Stated exercise: Copy out every record precisely.

Information given:

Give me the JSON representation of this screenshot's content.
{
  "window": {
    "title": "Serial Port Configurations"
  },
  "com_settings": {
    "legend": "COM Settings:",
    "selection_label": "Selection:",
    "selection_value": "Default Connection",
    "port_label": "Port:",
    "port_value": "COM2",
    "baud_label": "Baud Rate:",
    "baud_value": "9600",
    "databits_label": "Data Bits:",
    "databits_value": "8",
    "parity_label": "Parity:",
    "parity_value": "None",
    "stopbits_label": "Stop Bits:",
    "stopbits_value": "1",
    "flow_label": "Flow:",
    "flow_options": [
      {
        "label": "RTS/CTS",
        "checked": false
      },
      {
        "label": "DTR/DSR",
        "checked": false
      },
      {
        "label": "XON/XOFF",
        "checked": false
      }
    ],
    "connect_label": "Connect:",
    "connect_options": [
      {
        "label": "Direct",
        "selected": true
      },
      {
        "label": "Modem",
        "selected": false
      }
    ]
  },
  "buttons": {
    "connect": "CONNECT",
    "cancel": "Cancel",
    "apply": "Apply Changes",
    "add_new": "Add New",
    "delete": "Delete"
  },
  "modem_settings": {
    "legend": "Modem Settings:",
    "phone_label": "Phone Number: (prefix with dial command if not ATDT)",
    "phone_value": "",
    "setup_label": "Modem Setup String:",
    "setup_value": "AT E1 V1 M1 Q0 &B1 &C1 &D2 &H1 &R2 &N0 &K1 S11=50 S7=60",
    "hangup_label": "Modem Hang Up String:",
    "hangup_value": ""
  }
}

The completed task:
Give me the JSON representation of this screenshot's content.
{
  "window": {
    "title": "Serial Port Configurations"
  },
  "com_settings": {
    "legend": "COM Settings:",
    "selection_label": "Selection:",
    "selection_value": "Default Connection",
    "port_label": "Port:",
    "port_value": "COM2",
    "baud_label": "Baud Rate:",
    "baud_value": "9600",
    "databits_label": "Data Bits:",
    "databits_value": "8",
    "parity_label": "Parity:",
    "parity_value": "None",
    "stopbits_label": "Stop Bits:",
    "stopbits_value": "1",
    "flow_label": "Flow:",
    "flow_options": [
      {
        "label": "RTS/CTS",
        "checked": false
      },
      {
        "label": "DTR/DSR",
        "checked": false
      },
      {
        "label": "XON/XOFF",
        "checked": false
      }
    ],
    "connect_label": "Connect:",
    "connect_options": [
      {
        "label": "Direct",
        "selected": true
      },
      {
        "label": "Modem",
        "selected": false
      }
    ]
  },
  "buttons": {
    "connect": "CONNECT",
    "cancel": "Cancel",
    "apply": "Apply Changes",
    "add_new": "Add New",
    "delete": "Delete"
  },
  "modem_settings": {
    "legend": "Modem Settings:",
    "phone_label": "Phone Number: (prefix with dial command if not ATDT)",
    "phone_value": "",
    "setup_label": "Modem Setup String:",
    "setup_value": "AT E1 V1 M1 Q0 &B1 &C1 &D2 &H1 &R2 &N0 &K1 S11=50 S7=60",
    "hangup_label": "Modem Hang Up String:",
    "hangup_value": ""
  }
}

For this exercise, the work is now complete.